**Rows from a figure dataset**
◆ ◆ ◆ ◆ ◆

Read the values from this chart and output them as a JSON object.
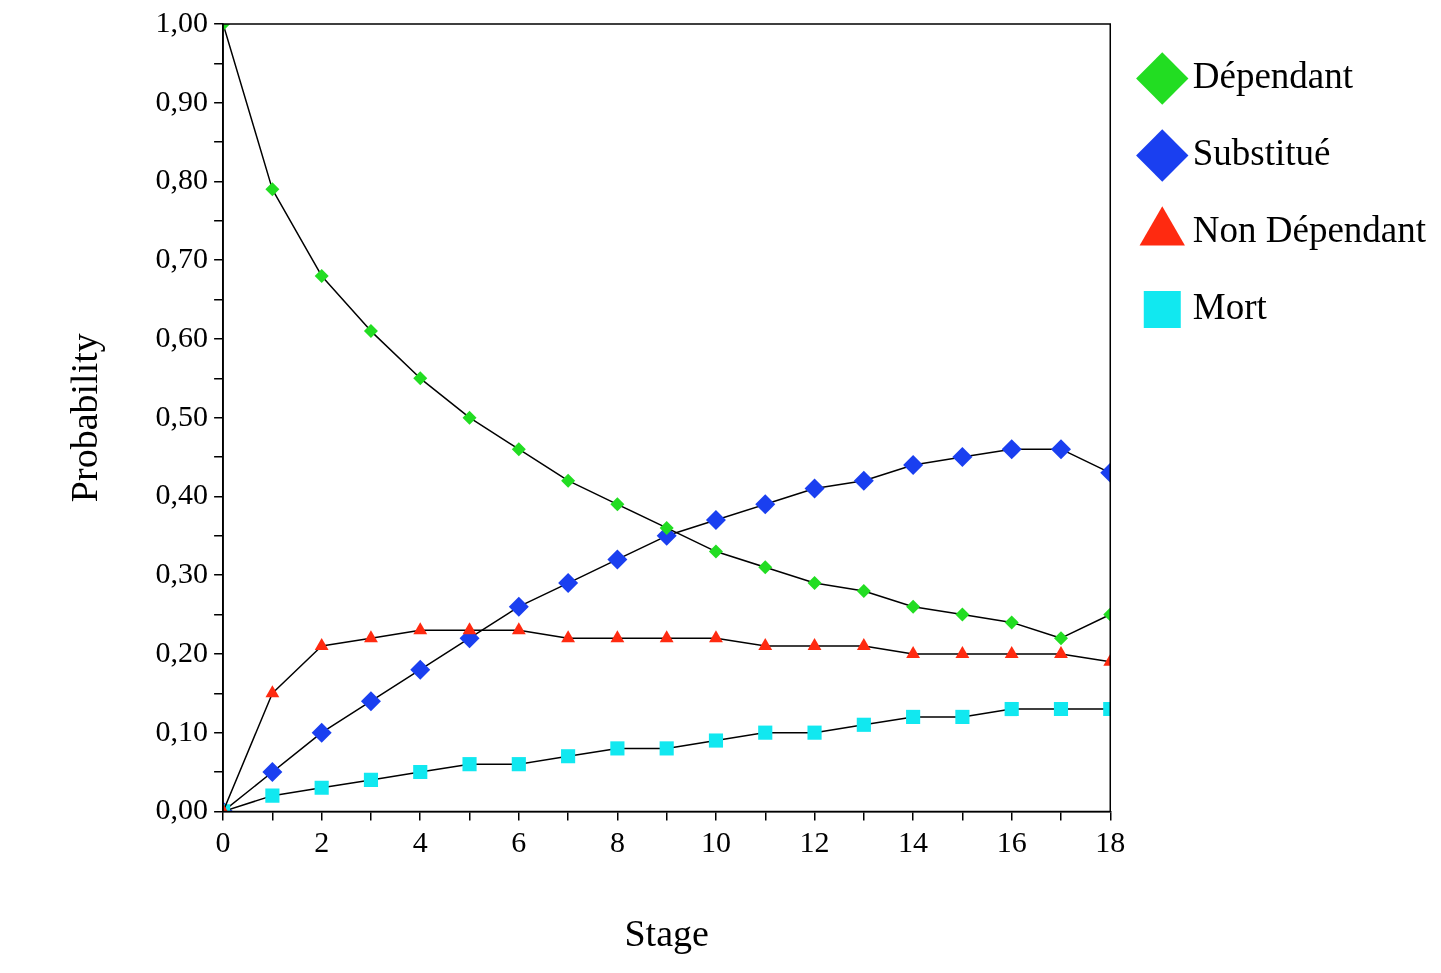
{
  "chart_data": {
    "type": "line",
    "xlabel": "Stage",
    "ylabel": "Probability",
    "x": [
      0,
      1,
      2,
      3,
      4,
      5,
      6,
      7,
      8,
      9,
      10,
      11,
      12,
      13,
      14,
      15,
      16,
      17,
      18
    ],
    "xlim": [
      0,
      18
    ],
    "xticks": [
      0,
      {
        "value": 1,
        "label": null
      },
      2,
      {
        "value": 3,
        "label": null
      },
      4,
      {
        "value": 5,
        "label": null
      },
      6,
      {
        "value": 7,
        "label": null
      },
      8,
      {
        "value": 9,
        "label": null
      },
      10,
      {
        "value": 11,
        "label": null
      },
      12,
      {
        "value": 13,
        "label": null
      },
      14,
      {
        "value": 15,
        "label": null
      },
      16,
      {
        "value": 17,
        "label": null
      },
      18
    ],
    "ylim": [
      0,
      1
    ],
    "yticks": [
      {
        "value": 0,
        "label": "0,00"
      },
      {
        "value": 0.05,
        "label": null
      },
      {
        "value": 0.1,
        "label": "0,10"
      },
      {
        "value": 0.15,
        "label": null
      },
      {
        "value": 0.2,
        "label": "0,20"
      },
      {
        "value": 0.25,
        "label": null
      },
      {
        "value": 0.3,
        "label": "0,30"
      },
      {
        "value": 0.35,
        "label": null
      },
      {
        "value": 0.4,
        "label": "0,40"
      },
      {
        "value": 0.45,
        "label": null
      },
      {
        "value": 0.5,
        "label": "0,50"
      },
      {
        "value": 0.55,
        "label": null
      },
      {
        "value": 0.6,
        "label": "0,60"
      },
      {
        "value": 0.65,
        "label": null
      },
      {
        "value": 0.7,
        "label": "0,70"
      },
      {
        "value": 0.75,
        "label": null
      },
      {
        "value": 0.8,
        "label": "0,80"
      },
      {
        "value": 0.85,
        "label": null
      },
      {
        "value": 0.9,
        "label": "0,90"
      },
      {
        "value": 0.95,
        "label": null
      },
      {
        "value": 1,
        "label": "1,00"
      }
    ],
    "grid": false,
    "legend": "top right",
    "line_style": "solid",
    "series": [
      {
        "name": "Dépendant",
        "color": "#22dd22",
        "marker": "diamond",
        "values": [
          1.0,
          0.79,
          0.68,
          0.61,
          0.55,
          0.5,
          0.46,
          0.42,
          0.39,
          0.36,
          0.33,
          0.31,
          0.29,
          0.28,
          0.26,
          0.25,
          0.24,
          0.22,
          0.25
        ]
      },
      {
        "name": "Substitué",
        "color": "#1a3ff0",
        "marker": "diamond",
        "values": [
          0,
          0.05,
          0.1,
          0.14,
          0.18,
          0.22,
          0.26,
          0.29,
          0.32,
          0.35,
          0.37,
          0.39,
          0.41,
          0.42,
          0.44,
          0.45,
          0.46,
          0.46,
          0.43
        ]
      },
      {
        "name": "Non Dépendant",
        "color": "#ff2a10",
        "marker": "triangle",
        "values": [
          0,
          0.15,
          0.21,
          0.22,
          0.23,
          0.23,
          0.23,
          0.22,
          0.22,
          0.22,
          0.22,
          0.21,
          0.21,
          0.21,
          0.2,
          0.2,
          0.2,
          0.2,
          0.19
        ]
      },
      {
        "name": "Mort",
        "color": "#11e8f0",
        "marker": "square",
        "values": [
          0,
          0.02,
          0.03,
          0.04,
          0.05,
          0.06,
          0.06,
          0.07,
          0.08,
          0.08,
          0.09,
          0.1,
          0.1,
          0.11,
          0.12,
          0.12,
          0.13,
          0.13,
          0.13
        ]
      }
    ]
  }
}
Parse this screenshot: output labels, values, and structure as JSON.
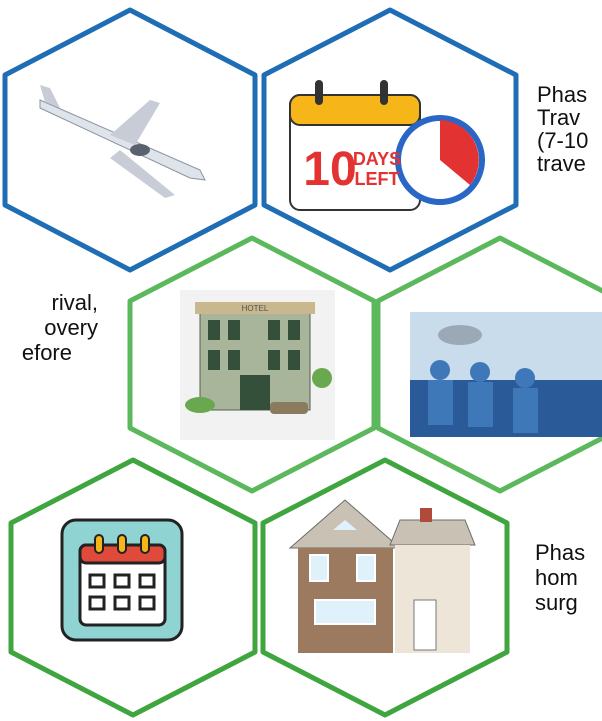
{
  "text_blocks": [
    {
      "lines": [
        "Phas",
        "Trav",
        "(7-10",
        "trave"
      ]
    },
    {
      "lines": [
        "rival,",
        "overy",
        "efore"
      ]
    },
    {
      "lines": [
        "Phas",
        "hom",
        "surg"
      ]
    }
  ],
  "icons": {
    "countdown": {
      "number": "10",
      "word1": "DAYS",
      "word2": "LEFT"
    },
    "hotel": {
      "sign": "HOTEL"
    }
  }
}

◆ ◆ ◆ ◆ ◆

**Task statement**
Go through the records and copy each line with "output" in it.

**The solution**
Read the values from this chart and output them as a JSON object.
Parse this screenshot: output labels, values, and structure as JSON.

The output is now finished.